[Figure record extracts]

*** Begin section ***

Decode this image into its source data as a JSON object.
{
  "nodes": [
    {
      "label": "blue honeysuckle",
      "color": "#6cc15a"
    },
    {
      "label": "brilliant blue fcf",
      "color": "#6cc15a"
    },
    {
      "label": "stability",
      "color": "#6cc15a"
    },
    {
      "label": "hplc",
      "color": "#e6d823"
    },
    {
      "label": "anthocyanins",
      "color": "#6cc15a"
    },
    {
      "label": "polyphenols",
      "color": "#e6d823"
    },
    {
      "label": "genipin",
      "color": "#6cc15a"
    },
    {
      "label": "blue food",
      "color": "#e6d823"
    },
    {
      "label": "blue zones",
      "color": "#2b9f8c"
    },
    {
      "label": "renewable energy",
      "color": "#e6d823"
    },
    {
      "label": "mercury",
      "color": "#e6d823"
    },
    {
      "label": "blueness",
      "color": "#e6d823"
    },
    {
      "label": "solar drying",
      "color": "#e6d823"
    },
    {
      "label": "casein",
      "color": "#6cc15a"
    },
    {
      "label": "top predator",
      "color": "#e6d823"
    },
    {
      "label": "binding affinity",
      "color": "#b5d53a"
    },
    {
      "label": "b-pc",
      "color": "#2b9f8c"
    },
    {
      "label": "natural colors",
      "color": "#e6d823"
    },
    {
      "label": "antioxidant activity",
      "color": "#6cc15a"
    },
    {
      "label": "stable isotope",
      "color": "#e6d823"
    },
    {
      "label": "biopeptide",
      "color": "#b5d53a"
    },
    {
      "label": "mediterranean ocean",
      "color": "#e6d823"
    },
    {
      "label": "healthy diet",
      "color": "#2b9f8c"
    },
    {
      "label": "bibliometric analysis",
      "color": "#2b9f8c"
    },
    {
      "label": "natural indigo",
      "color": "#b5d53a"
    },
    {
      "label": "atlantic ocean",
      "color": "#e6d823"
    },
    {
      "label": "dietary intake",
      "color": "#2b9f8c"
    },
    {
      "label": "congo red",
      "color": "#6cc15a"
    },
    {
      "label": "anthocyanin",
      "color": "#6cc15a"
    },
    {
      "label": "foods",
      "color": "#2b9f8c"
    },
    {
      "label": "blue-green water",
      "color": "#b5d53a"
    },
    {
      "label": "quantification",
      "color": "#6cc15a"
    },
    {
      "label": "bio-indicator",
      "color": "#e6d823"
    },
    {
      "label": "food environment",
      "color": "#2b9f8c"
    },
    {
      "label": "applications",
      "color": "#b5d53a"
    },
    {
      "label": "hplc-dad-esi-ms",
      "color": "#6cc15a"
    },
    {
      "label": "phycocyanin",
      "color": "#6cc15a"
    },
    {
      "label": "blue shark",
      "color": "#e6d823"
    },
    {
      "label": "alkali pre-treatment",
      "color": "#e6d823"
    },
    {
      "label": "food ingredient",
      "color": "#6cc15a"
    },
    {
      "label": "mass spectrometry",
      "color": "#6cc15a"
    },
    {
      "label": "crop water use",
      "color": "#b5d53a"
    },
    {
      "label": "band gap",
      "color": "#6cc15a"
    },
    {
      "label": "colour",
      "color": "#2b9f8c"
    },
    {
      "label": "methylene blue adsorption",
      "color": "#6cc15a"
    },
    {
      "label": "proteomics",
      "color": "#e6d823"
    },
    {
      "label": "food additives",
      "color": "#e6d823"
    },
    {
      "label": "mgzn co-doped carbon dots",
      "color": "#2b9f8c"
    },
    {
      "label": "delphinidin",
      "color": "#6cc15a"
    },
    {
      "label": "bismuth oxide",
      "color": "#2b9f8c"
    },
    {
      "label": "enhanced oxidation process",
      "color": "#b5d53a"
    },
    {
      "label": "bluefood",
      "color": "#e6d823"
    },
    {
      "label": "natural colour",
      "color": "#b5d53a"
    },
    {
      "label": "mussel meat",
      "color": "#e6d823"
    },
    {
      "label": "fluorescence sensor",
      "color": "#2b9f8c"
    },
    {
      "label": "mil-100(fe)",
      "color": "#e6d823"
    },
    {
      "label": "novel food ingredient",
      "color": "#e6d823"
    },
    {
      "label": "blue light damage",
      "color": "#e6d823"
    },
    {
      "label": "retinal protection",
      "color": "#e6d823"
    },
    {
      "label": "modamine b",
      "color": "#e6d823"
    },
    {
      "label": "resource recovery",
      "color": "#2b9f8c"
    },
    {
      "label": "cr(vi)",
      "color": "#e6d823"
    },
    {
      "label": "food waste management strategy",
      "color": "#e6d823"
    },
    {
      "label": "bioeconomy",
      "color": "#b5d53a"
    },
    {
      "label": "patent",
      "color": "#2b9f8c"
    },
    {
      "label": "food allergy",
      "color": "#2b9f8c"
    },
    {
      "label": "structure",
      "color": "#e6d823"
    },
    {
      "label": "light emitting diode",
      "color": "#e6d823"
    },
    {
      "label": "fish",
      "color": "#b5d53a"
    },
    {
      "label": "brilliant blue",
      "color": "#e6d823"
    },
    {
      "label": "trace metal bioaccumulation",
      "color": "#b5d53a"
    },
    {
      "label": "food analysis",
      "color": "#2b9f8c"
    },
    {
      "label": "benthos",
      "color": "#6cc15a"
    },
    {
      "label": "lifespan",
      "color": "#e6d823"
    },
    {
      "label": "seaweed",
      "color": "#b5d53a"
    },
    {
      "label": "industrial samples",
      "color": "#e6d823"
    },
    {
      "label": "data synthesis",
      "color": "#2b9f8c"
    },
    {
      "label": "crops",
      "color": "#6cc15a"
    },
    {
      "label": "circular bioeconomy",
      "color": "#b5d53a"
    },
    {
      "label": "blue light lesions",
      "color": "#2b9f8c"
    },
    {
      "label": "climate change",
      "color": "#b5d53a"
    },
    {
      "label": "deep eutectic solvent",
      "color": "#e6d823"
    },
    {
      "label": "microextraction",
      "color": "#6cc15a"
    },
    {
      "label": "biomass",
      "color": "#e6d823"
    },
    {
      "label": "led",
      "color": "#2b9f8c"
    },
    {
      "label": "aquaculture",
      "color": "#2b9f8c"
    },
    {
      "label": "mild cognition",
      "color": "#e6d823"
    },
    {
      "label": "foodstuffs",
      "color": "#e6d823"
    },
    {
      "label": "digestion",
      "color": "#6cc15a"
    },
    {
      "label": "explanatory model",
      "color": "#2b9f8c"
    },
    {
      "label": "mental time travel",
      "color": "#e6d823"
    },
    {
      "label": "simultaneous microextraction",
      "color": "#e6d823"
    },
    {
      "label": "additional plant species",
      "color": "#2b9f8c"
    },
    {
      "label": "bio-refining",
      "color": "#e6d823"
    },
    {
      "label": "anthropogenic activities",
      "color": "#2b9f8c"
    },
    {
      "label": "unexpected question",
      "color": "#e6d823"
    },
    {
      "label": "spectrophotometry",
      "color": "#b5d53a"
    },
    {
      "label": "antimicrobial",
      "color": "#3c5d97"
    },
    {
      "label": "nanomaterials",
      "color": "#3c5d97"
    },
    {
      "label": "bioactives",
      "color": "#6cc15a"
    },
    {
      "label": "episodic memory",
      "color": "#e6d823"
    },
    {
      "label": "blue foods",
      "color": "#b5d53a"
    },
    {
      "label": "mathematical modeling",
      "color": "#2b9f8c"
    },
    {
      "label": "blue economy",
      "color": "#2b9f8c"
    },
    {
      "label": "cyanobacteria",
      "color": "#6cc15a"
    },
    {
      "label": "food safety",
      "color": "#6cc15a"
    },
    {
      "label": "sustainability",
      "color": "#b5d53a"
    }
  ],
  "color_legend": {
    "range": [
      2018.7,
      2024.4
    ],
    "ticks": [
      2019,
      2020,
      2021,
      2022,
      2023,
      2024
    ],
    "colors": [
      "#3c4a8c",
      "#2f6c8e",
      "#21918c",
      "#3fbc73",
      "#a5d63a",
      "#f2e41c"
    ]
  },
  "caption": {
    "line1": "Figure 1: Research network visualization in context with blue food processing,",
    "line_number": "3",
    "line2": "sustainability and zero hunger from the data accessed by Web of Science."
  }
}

*** End section ***

■ WHAT TO WORK ON: In the records above, find each line with the string "sustainability" and list it.

■ REPLY:
      "label": "sustainability",
    "line2": "sustainability and zero hunger from the data accessed by Web of Science."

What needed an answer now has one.